'''

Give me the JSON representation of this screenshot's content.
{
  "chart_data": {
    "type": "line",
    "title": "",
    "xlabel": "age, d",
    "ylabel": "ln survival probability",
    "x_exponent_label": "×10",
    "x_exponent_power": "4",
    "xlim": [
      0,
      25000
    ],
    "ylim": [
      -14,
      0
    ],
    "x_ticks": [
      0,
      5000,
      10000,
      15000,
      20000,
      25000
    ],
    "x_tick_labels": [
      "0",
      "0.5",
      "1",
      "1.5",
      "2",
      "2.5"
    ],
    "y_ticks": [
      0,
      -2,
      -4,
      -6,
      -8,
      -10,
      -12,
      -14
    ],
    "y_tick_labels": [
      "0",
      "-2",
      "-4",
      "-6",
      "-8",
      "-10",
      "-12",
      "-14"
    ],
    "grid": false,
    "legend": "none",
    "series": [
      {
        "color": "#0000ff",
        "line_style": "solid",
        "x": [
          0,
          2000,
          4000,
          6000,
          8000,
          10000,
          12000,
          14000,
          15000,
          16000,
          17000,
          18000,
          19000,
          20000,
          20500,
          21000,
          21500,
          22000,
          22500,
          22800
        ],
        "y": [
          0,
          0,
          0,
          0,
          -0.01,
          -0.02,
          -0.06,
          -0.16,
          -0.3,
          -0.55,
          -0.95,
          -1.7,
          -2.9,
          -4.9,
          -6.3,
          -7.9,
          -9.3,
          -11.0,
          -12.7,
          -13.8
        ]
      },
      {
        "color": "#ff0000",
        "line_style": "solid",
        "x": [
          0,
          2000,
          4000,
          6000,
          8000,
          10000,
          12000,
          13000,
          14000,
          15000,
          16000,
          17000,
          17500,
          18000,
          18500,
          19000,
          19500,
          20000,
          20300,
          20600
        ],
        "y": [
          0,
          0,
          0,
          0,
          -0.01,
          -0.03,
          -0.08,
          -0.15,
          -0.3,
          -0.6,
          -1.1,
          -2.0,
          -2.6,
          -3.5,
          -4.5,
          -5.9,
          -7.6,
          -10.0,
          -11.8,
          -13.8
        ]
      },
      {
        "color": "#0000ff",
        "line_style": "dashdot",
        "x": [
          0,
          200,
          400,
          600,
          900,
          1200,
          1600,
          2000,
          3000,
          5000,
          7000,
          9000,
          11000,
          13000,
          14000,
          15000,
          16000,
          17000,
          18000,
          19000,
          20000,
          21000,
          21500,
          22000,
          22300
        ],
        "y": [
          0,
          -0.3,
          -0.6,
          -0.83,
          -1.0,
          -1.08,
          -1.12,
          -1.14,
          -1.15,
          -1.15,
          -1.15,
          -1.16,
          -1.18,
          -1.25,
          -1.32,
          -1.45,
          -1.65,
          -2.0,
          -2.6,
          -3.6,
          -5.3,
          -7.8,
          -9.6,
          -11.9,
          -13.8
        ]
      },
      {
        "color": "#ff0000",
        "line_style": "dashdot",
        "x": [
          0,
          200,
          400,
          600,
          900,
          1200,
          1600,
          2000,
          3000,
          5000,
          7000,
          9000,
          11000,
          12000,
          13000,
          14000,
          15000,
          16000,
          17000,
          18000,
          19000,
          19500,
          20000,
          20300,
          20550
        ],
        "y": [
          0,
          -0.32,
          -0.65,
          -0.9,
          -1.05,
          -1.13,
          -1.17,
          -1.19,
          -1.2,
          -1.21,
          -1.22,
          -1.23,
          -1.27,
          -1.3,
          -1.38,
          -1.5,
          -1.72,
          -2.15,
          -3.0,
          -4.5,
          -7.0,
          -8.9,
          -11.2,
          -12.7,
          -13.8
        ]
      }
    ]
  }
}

'''

■ **Problem to work on**
Generate an exact reproduction of all entries.

■ **Task answer**
Give me the JSON representation of this screenshot's content.
{
  "chart_data": {
    "type": "line",
    "title": "",
    "xlabel": "age, d",
    "ylabel": "ln survival probability",
    "x_exponent_label": "×10",
    "x_exponent_power": "4",
    "xlim": [
      0,
      25000
    ],
    "ylim": [
      -14,
      0
    ],
    "x_ticks": [
      0,
      5000,
      10000,
      15000,
      20000,
      25000
    ],
    "x_tick_labels": [
      "0",
      "0.5",
      "1",
      "1.5",
      "2",
      "2.5"
    ],
    "y_ticks": [
      0,
      -2,
      -4,
      -6,
      -8,
      -10,
      -12,
      -14
    ],
    "y_tick_labels": [
      "0",
      "-2",
      "-4",
      "-6",
      "-8",
      "-10",
      "-12",
      "-14"
    ],
    "grid": false,
    "legend": "none",
    "series": [
      {
        "color": "#0000ff",
        "line_style": "solid",
        "x": [
          0,
          2000,
          4000,
          6000,
          8000,
          10000,
          12000,
          14000,
          15000,
          16000,
          17000,
          18000,
          19000,
          20000,
          20500,
          21000,
          21500,
          22000,
          22500,
          22800
        ],
        "y": [
          0,
          0,
          0,
          0,
          -0.01,
          -0.02,
          -0.06,
          -0.16,
          -0.3,
          -0.55,
          -0.95,
          -1.7,
          -2.9,
          -4.9,
          -6.3,
          -7.9,
          -9.3,
          -11.0,
          -12.7,
          -13.8
        ]
      },
      {
        "color": "#ff0000",
        "line_style": "solid",
        "x": [
          0,
          2000,
          4000,
          6000,
          8000,
          10000,
          12000,
          13000,
          14000,
          15000,
          16000,
          17000,
          17500,
          18000,
          18500,
          19000,
          19500,
          20000,
          20300,
          20600
        ],
        "y": [
          0,
          0,
          0,
          0,
          -0.01,
          -0.03,
          -0.08,
          -0.15,
          -0.3,
          -0.6,
          -1.1,
          -2.0,
          -2.6,
          -3.5,
          -4.5,
          -5.9,
          -7.6,
          -10.0,
          -11.8,
          -13.8
        ]
      },
      {
        "color": "#0000ff",
        "line_style": "dashdot",
        "x": [
          0,
          200,
          400,
          600,
          900,
          1200,
          1600,
          2000,
          3000,
          5000,
          7000,
          9000,
          11000,
          13000,
          14000,
          15000,
          16000,
          17000,
          18000,
          19000,
          20000,
          21000,
          21500,
          22000,
          22300
        ],
        "y": [
          0,
          -0.3,
          -0.6,
          -0.83,
          -1.0,
          -1.08,
          -1.12,
          -1.14,
          -1.15,
          -1.15,
          -1.15,
          -1.16,
          -1.18,
          -1.25,
          -1.32,
          -1.45,
          -1.65,
          -2.0,
          -2.6,
          -3.6,
          -5.3,
          -7.8,
          -9.6,
          -11.9,
          -13.8
        ]
      },
      {
        "color": "#ff0000",
        "line_style": "dashdot",
        "x": [
          0,
          200,
          400,
          600,
          900,
          1200,
          1600,
          2000,
          3000,
          5000,
          7000,
          9000,
          11000,
          12000,
          13000,
          14000,
          15000,
          16000,
          17000,
          18000,
          19000,
          19500,
          20000,
          20300,
          20550
        ],
        "y": [
          0,
          -0.32,
          -0.65,
          -0.9,
          -1.05,
          -1.13,
          -1.17,
          -1.19,
          -1.2,
          -1.21,
          -1.22,
          -1.23,
          -1.27,
          -1.3,
          -1.38,
          -1.5,
          -1.72,
          -2.15,
          -3.0,
          -4.5,
          -7.0,
          -8.9,
          -11.2,
          -12.7,
          -13.8
        ]
      }
    ]
  }
}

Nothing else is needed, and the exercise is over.